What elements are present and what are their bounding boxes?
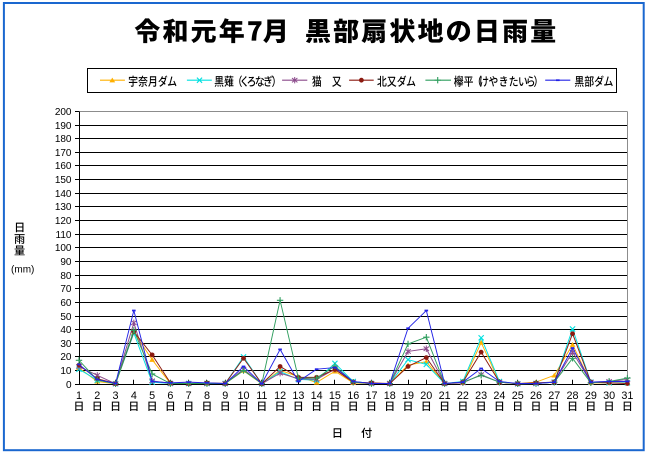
svg-text:190: 190 — [55, 121, 72, 132]
svg-text:23: 23 — [475, 390, 487, 402]
svg-text:90: 90 — [60, 257, 72, 268]
svg-text:100: 100 — [55, 243, 72, 254]
svg-text:2: 2 — [94, 390, 100, 402]
svg-text:150: 150 — [55, 175, 72, 186]
svg-text:10: 10 — [238, 390, 250, 402]
svg-text:70: 70 — [60, 284, 72, 295]
svg-text:140: 140 — [55, 189, 72, 200]
svg-text:1: 1 — [76, 390, 82, 402]
svg-text:14: 14 — [311, 390, 323, 402]
svg-text:7: 7 — [186, 390, 192, 402]
svg-text:19: 19 — [402, 390, 414, 402]
svg-text:200: 200 — [55, 107, 72, 118]
svg-text:6: 6 — [167, 390, 173, 402]
svg-text:16: 16 — [347, 390, 359, 402]
svg-text:8: 8 — [204, 390, 210, 402]
svg-text:120: 120 — [55, 216, 72, 227]
svg-text:180: 180 — [55, 134, 72, 145]
svg-text:27: 27 — [548, 390, 560, 402]
svg-text:12: 12 — [274, 390, 286, 402]
svg-text:20: 20 — [60, 352, 72, 363]
svg-text:26: 26 — [530, 390, 542, 402]
svg-text:20: 20 — [420, 390, 432, 402]
svg-text:170: 170 — [55, 148, 72, 159]
svg-text:5: 5 — [149, 390, 155, 402]
svg-text:9: 9 — [222, 390, 228, 402]
svg-text:15: 15 — [329, 390, 341, 402]
svg-text:4: 4 — [131, 390, 137, 402]
svg-text:11: 11 — [256, 390, 267, 402]
svg-text:0: 0 — [66, 380, 72, 391]
svg-text:3: 3 — [113, 390, 119, 402]
svg-text:160: 160 — [55, 161, 72, 172]
svg-text:(mm): (mm) — [11, 265, 34, 276]
svg-text:130: 130 — [55, 202, 72, 213]
svg-text:13: 13 — [292, 390, 304, 402]
svg-text:60: 60 — [60, 298, 72, 309]
svg-text:30: 30 — [603, 390, 615, 402]
svg-text:22: 22 — [457, 390, 469, 402]
svg-text:21: 21 — [439, 390, 451, 402]
svg-text:17: 17 — [365, 390, 377, 402]
svg-text:40: 40 — [60, 325, 72, 336]
svg-text:80: 80 — [60, 271, 72, 282]
svg-text:29: 29 — [585, 390, 597, 402]
svg-text:10: 10 — [60, 366, 72, 377]
svg-text:110: 110 — [56, 230, 72, 241]
svg-text:24: 24 — [493, 390, 505, 402]
svg-text:50: 50 — [60, 312, 72, 323]
svg-text:25: 25 — [512, 390, 524, 402]
svg-text:30: 30 — [60, 339, 72, 350]
svg-text:28: 28 — [567, 390, 579, 402]
svg-text:18: 18 — [384, 390, 396, 402]
svg-text:31: 31 — [621, 390, 633, 402]
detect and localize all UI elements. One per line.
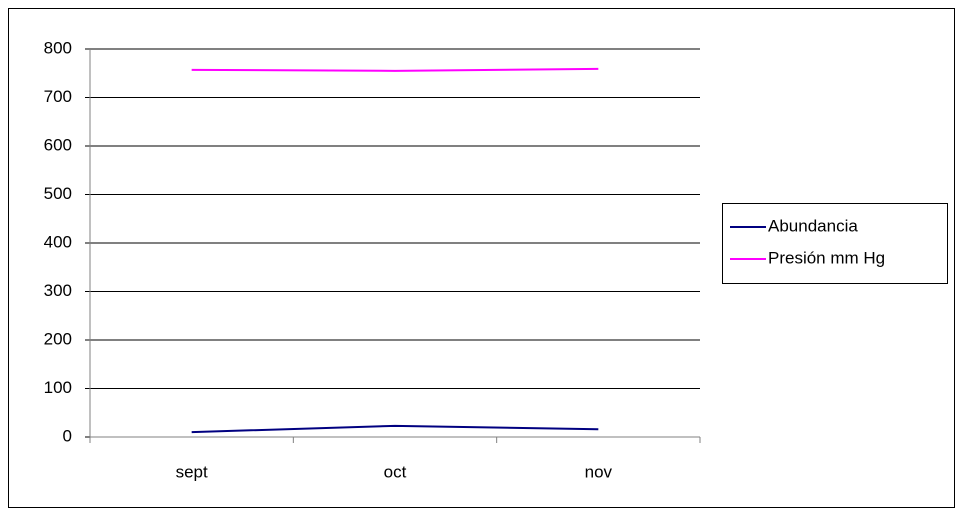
legend-box <box>722 203 948 284</box>
x-tick-label: sept <box>176 462 208 481</box>
y-tick-label: 0 <box>63 426 72 445</box>
legend-label: Abundancia <box>768 216 858 235</box>
y-tick-label: 300 <box>44 281 72 300</box>
y-tick-label: 500 <box>44 184 72 203</box>
legend-label: Presión mm Hg <box>768 248 885 267</box>
y-tick-label: 100 <box>44 378 72 397</box>
series-line <box>191 67 599 72</box>
x-tick-label: nov <box>585 462 613 481</box>
x-tick-label: oct <box>384 462 407 481</box>
y-tick-label: 700 <box>44 87 72 106</box>
y-tick-label: 400 <box>44 232 72 251</box>
y-tick-label: 200 <box>44 329 72 348</box>
y-tick-label: 600 <box>44 135 72 154</box>
y-tick-label: 800 <box>44 38 72 57</box>
series-line <box>191 424 599 434</box>
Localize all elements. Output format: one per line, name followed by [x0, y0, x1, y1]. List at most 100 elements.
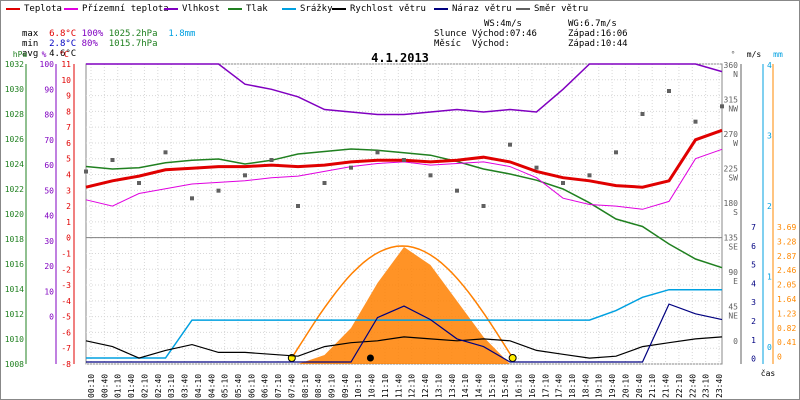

====

**YOUR TASK**
Repeat all of the items above, line by line and character for character, but leave out the pictures.

**THE RESULT**
What elements are present and what are their bounding boxes?
svg-text:190: 190 — [55, 121, 72, 132]
svg-text:23: 23 — [475, 390, 487, 402]
svg-text:90: 90 — [60, 257, 72, 268]
svg-text:100: 100 — [55, 243, 72, 254]
svg-text:2: 2 — [94, 390, 100, 402]
svg-text:150: 150 — [55, 175, 72, 186]
svg-text:10: 10 — [238, 390, 250, 402]
svg-text:70: 70 — [60, 284, 72, 295]
svg-text:140: 140 — [55, 189, 72, 200]
svg-text:1: 1 — [76, 390, 82, 402]
svg-text:14: 14 — [311, 390, 323, 402]
svg-text:7: 7 — [186, 390, 192, 402]
svg-text:19: 19 — [402, 390, 414, 402]
svg-text:200: 200 — [55, 107, 72, 118]
svg-text:6: 6 — [167, 390, 173, 402]
svg-text:16: 16 — [347, 390, 359, 402]
svg-text:8: 8 — [204, 390, 210, 402]
svg-text:120: 120 — [55, 216, 72, 227]
svg-text:180: 180 — [55, 134, 72, 145]
svg-text:27: 27 — [548, 390, 560, 402]
svg-text:12: 12 — [274, 390, 286, 402]
svg-text:20: 20 — [60, 352, 72, 363]
svg-text:26: 26 — [530, 390, 542, 402]
svg-text:20: 20 — [420, 390, 432, 402]
svg-text:170: 170 — [55, 148, 72, 159]
svg-text:5: 5 — [149, 390, 155, 402]
svg-text:9: 9 — [222, 390, 228, 402]
svg-text:15: 15 — [329, 390, 341, 402]
svg-text:4: 4 — [131, 390, 137, 402]
svg-text:11: 11 — [256, 390, 267, 402]
svg-text:0: 0 — [66, 380, 72, 391]
svg-text:3: 3 — [113, 390, 119, 402]
svg-text:160: 160 — [55, 161, 72, 172]
svg-text:(mm): (mm) — [11, 265, 34, 276]
svg-text:130: 130 — [55, 202, 72, 213]
svg-text:13: 13 — [292, 390, 304, 402]
svg-text:60: 60 — [60, 298, 72, 309]
svg-text:30: 30 — [603, 390, 615, 402]
svg-text:22: 22 — [457, 390, 469, 402]
svg-text:21: 21 — [439, 390, 451, 402]
svg-text:17: 17 — [365, 390, 377, 402]
svg-text:40: 40 — [60, 325, 72, 336]
svg-text:80: 80 — [60, 271, 72, 282]
svg-text:29: 29 — [585, 390, 597, 402]
svg-text:10: 10 — [60, 366, 72, 377]
svg-text:110: 110 — [56, 230, 72, 241]
svg-text:24: 24 — [493, 390, 505, 402]
svg-text:50: 50 — [60, 312, 72, 323]
svg-text:25: 25 — [512, 390, 524, 402]
svg-text:30: 30 — [60, 339, 72, 350]
svg-text:28: 28 — [567, 390, 579, 402]
svg-text:18: 18 — [384, 390, 396, 402]
svg-text:31: 31 — [621, 390, 633, 402]
detect and localize all UI elements. One per line.
legend-box <box>722 203 948 284</box>
x-tick-label: sept <box>176 462 208 481</box>
y-tick-label: 0 <box>63 426 72 445</box>
legend-label: Abundancia <box>768 216 858 235</box>
y-tick-label: 300 <box>44 281 72 300</box>
y-tick-label: 500 <box>44 184 72 203</box>
legend-label: Presión mm Hg <box>768 248 885 267</box>
y-tick-label: 100 <box>44 378 72 397</box>
series-line <box>191 67 599 72</box>
x-tick-label: nov <box>585 462 613 481</box>
x-tick-label: oct <box>384 462 407 481</box>
y-tick-label: 700 <box>44 87 72 106</box>
y-tick-label: 400 <box>44 232 72 251</box>
y-tick-label: 200 <box>44 329 72 348</box>
y-tick-label: 600 <box>44 135 72 154</box>
y-tick-label: 800 <box>44 38 72 57</box>
series-line <box>191 424 599 434</box>
Localize all elements. Output format: one per line, name followed by [x0, y0, x1, y1]. List at most 100 elements.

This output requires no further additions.